## WHAT THE TASK REQUIRES
Copy out each line of the data that holds the word "name".

▬▬▬▬▬▬

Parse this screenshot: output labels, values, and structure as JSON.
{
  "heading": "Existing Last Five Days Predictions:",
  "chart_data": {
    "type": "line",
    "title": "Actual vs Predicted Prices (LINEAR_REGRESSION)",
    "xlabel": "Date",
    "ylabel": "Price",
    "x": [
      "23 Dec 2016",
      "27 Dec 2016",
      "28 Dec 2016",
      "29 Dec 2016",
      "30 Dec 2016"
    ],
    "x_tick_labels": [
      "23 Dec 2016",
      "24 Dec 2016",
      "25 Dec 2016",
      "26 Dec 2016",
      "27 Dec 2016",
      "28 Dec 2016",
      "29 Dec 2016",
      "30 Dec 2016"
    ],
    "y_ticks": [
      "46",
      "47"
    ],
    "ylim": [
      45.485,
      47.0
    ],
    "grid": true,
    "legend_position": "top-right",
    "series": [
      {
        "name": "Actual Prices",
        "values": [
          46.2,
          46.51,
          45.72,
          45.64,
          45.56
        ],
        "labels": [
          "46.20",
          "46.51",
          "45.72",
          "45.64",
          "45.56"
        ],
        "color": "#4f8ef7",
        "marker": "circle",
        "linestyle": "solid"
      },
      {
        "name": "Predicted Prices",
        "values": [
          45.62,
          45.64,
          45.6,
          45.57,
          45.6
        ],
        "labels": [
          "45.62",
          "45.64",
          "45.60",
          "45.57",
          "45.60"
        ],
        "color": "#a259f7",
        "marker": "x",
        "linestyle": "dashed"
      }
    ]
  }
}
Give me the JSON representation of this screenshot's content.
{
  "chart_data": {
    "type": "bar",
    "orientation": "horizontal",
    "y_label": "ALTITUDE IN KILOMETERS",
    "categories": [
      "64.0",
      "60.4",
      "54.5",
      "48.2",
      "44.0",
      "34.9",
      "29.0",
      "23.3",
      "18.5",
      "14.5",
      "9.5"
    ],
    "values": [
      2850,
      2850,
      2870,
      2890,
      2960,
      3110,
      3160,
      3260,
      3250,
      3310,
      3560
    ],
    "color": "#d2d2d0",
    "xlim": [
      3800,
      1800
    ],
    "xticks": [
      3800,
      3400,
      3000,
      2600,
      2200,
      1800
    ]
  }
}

▬▬▬▬▬▬

## SOLUTION FOR THIS PROBLEM
        "name": "Actual Prices",
        "name": "Predicted Prices",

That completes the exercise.